— Begin —

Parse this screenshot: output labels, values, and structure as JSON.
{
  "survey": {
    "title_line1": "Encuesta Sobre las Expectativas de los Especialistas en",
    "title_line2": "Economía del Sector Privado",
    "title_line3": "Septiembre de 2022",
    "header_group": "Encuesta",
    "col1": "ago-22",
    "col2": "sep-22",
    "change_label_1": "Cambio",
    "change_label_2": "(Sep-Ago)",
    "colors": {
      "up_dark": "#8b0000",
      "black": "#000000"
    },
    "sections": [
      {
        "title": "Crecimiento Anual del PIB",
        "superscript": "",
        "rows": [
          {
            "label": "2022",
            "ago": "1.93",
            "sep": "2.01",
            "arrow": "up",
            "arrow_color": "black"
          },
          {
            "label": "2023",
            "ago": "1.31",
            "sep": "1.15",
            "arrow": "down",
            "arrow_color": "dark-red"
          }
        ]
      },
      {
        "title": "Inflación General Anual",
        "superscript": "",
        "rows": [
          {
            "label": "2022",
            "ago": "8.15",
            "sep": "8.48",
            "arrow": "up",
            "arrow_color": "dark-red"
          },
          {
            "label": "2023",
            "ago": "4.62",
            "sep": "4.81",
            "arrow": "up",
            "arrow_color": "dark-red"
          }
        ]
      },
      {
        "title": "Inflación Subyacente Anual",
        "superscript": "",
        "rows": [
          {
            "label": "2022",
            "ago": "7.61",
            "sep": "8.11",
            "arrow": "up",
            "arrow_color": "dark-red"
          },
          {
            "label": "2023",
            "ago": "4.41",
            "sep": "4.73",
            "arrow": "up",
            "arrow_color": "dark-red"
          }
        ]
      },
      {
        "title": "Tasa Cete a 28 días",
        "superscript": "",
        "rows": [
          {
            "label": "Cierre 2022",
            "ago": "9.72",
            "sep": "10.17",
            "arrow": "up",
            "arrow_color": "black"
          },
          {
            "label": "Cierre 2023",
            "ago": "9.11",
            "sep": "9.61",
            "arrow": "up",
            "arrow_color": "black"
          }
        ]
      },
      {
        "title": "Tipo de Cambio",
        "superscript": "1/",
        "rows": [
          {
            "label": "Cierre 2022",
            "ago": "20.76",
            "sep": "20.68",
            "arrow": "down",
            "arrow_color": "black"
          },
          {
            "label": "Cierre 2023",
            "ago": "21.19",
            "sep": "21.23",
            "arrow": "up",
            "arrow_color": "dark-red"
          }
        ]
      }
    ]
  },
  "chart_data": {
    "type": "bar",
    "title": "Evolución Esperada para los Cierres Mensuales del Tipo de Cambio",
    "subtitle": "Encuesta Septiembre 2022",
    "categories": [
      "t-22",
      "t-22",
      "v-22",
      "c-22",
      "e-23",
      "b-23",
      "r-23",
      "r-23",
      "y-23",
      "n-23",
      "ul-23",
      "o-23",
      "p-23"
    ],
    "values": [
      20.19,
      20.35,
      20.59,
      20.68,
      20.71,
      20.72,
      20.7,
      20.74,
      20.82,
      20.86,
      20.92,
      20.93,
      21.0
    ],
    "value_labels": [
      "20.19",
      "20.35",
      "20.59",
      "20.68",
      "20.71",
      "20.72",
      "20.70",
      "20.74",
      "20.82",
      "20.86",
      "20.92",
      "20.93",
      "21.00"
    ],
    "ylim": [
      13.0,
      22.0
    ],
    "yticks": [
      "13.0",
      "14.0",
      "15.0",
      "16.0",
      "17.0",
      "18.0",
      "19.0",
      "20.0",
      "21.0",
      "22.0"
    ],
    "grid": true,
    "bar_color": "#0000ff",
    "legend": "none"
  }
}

— End —

• _Aim_
The data above must be returned in full, exactly as written.

• _Task solution_
Parse this screenshot: output labels, values, and structure as JSON.
{
  "survey": {
    "title_line1": "Encuesta Sobre las Expectativas de los Especialistas en",
    "title_line2": "Economía del Sector Privado",
    "title_line3": "Septiembre de 2022",
    "header_group": "Encuesta",
    "col1": "ago-22",
    "col2": "sep-22",
    "change_label_1": "Cambio",
    "change_label_2": "(Sep-Ago)",
    "colors": {
      "up_dark": "#8b0000",
      "black": "#000000"
    },
    "sections": [
      {
        "title": "Crecimiento Anual del PIB",
        "superscript": "",
        "rows": [
          {
            "label": "2022",
            "ago": "1.93",
            "sep": "2.01",
            "arrow": "up",
            "arrow_color": "black"
          },
          {
            "label": "2023",
            "ago": "1.31",
            "sep": "1.15",
            "arrow": "down",
            "arrow_color": "dark-red"
          }
        ]
      },
      {
        "title": "Inflación General Anual",
        "superscript": "",
        "rows": [
          {
            "label": "2022",
            "ago": "8.15",
            "sep": "8.48",
            "arrow": "up",
            "arrow_color": "dark-red"
          },
          {
            "label": "2023",
            "ago": "4.62",
            "sep": "4.81",
            "arrow": "up",
            "arrow_color": "dark-red"
          }
        ]
      },
      {
        "title": "Inflación Subyacente Anual",
        "superscript": "",
        "rows": [
          {
            "label": "2022",
            "ago": "7.61",
            "sep": "8.11",
            "arrow": "up",
            "arrow_color": "dark-red"
          },
          {
            "label": "2023",
            "ago": "4.41",
            "sep": "4.73",
            "arrow": "up",
            "arrow_color": "dark-red"
          }
        ]
      },
      {
        "title": "Tasa Cete a 28 días",
        "superscript": "",
        "rows": [
          {
            "label": "Cierre 2022",
            "ago": "9.72",
            "sep": "10.17",
            "arrow": "up",
            "arrow_color": "black"
          },
          {
            "label": "Cierre 2023",
            "ago": "9.11",
            "sep": "9.61",
            "arrow": "up",
            "arrow_color": "black"
          }
        ]
      },
      {
        "title": "Tipo de Cambio",
        "superscript": "1/",
        "rows": [
          {
            "label": "Cierre 2022",
            "ago": "20.76",
            "sep": "20.68",
            "arrow": "down",
            "arrow_color": "black"
          },
          {
            "label": "Cierre 2023",
            "ago": "21.19",
            "sep": "21.23",
            "arrow": "up",
            "arrow_color": "dark-red"
          }
        ]
      }
    ]
  },
  "chart_data": {
    "type": "bar",
    "title": "Evolución Esperada para los Cierres Mensuales del Tipo de Cambio",
    "subtitle": "Encuesta Septiembre 2022",
    "categories": [
      "t-22",
      "t-22",
      "v-22",
      "c-22",
      "e-23",
      "b-23",
      "r-23",
      "r-23",
      "y-23",
      "n-23",
      "ul-23",
      "o-23",
      "p-23"
    ],
    "values": [
      20.19,
      20.35,
      20.59,
      20.68,
      20.71,
      20.72,
      20.7,
      20.74,
      20.82,
      20.86,
      20.92,
      20.93,
      21.0
    ],
    "value_labels": [
      "20.19",
      "20.35",
      "20.59",
      "20.68",
      "20.71",
      "20.72",
      "20.70",
      "20.74",
      "20.82",
      "20.86",
      "20.92",
      "20.93",
      "21.00"
    ],
    "ylim": [
      13.0,
      22.0
    ],
    "yticks": [
      "13.0",
      "14.0",
      "15.0",
      "16.0",
      "17.0",
      "18.0",
      "19.0",
      "20.0",
      "21.0",
      "22.0"
    ],
    "grid": true,
    "bar_color": "#0000ff",
    "legend": "none"
  }
}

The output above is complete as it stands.